Information provided =>
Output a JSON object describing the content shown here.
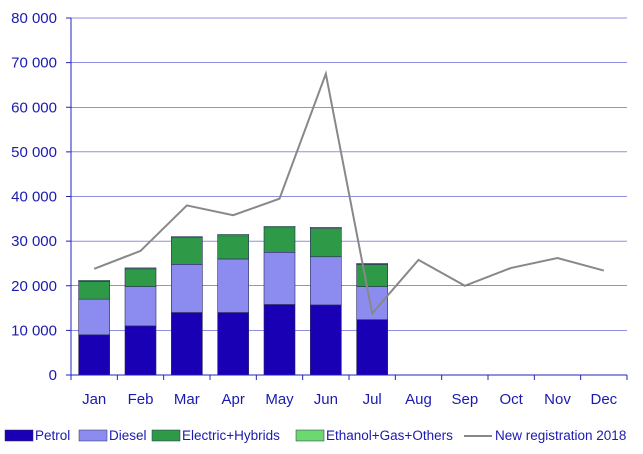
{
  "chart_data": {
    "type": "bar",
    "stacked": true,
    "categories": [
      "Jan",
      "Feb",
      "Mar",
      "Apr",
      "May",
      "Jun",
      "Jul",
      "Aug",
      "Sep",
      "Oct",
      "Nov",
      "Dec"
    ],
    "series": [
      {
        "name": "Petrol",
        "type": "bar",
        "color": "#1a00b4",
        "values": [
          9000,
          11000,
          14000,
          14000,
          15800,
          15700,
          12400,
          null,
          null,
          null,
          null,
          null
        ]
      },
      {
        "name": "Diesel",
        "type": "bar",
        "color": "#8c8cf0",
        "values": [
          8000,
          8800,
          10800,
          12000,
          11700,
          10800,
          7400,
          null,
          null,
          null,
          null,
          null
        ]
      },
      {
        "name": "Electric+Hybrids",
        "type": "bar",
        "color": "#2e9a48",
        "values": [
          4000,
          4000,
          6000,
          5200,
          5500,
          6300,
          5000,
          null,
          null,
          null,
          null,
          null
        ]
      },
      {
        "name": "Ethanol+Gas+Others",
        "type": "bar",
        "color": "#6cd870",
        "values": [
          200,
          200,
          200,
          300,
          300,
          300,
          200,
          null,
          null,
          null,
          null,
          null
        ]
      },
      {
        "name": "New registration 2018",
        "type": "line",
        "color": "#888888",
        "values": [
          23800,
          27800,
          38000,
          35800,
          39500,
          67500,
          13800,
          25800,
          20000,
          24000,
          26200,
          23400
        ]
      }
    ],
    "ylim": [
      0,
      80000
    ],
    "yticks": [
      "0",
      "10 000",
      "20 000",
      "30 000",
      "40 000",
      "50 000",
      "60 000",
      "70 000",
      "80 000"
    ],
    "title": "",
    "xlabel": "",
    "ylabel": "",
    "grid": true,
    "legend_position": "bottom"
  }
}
--
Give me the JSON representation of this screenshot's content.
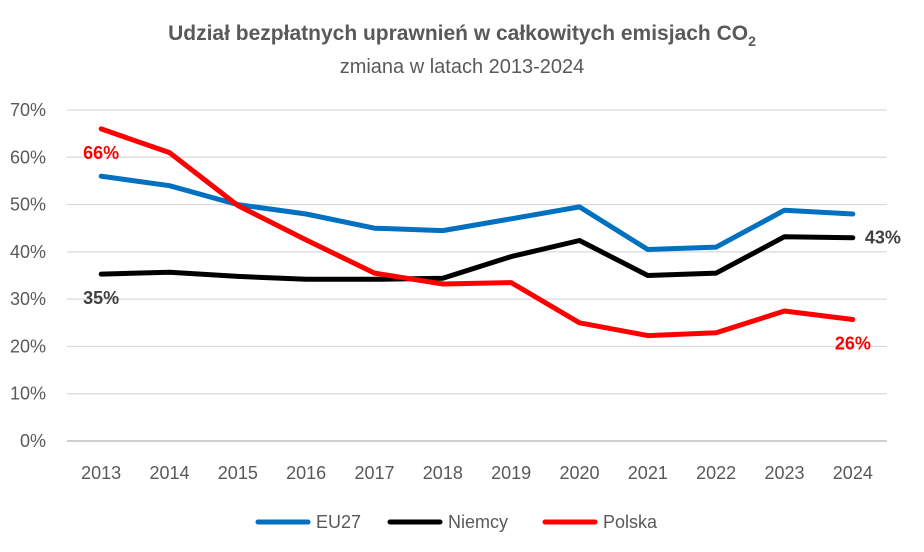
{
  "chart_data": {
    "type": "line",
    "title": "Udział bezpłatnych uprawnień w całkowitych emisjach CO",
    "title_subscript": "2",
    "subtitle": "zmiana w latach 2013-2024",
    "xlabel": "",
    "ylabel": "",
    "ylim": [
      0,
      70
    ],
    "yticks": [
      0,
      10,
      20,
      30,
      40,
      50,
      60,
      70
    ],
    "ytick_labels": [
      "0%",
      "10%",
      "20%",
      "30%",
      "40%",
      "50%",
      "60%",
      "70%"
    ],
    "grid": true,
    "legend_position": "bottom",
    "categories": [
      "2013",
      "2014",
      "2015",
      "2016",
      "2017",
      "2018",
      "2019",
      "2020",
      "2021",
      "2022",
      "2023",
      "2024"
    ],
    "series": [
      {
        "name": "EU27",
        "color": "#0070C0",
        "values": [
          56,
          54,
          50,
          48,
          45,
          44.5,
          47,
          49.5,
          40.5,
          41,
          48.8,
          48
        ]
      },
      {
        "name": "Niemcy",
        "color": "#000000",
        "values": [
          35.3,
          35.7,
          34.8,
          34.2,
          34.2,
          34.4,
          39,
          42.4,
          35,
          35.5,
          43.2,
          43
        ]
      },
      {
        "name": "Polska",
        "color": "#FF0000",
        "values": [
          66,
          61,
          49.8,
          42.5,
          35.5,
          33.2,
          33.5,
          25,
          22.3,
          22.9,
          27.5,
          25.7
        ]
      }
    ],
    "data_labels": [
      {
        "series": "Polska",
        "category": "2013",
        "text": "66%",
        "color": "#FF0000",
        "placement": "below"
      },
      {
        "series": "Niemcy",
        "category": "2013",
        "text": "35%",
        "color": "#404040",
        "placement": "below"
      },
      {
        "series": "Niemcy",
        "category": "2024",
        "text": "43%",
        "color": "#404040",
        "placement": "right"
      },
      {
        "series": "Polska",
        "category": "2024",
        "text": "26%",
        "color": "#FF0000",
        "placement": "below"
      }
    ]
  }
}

What is expected =>
List all lines holding the string "name".

Exercise solution =>
        "name": "Petrol",
        "name": "Diesel",
        "name": "Electric+Hybrids",
        "name": "Ethanol+Gas+Others",
        "name": "New registration 2018",
        "name": "EU27",
        "name": "Niemcy",
        "name": "Polska",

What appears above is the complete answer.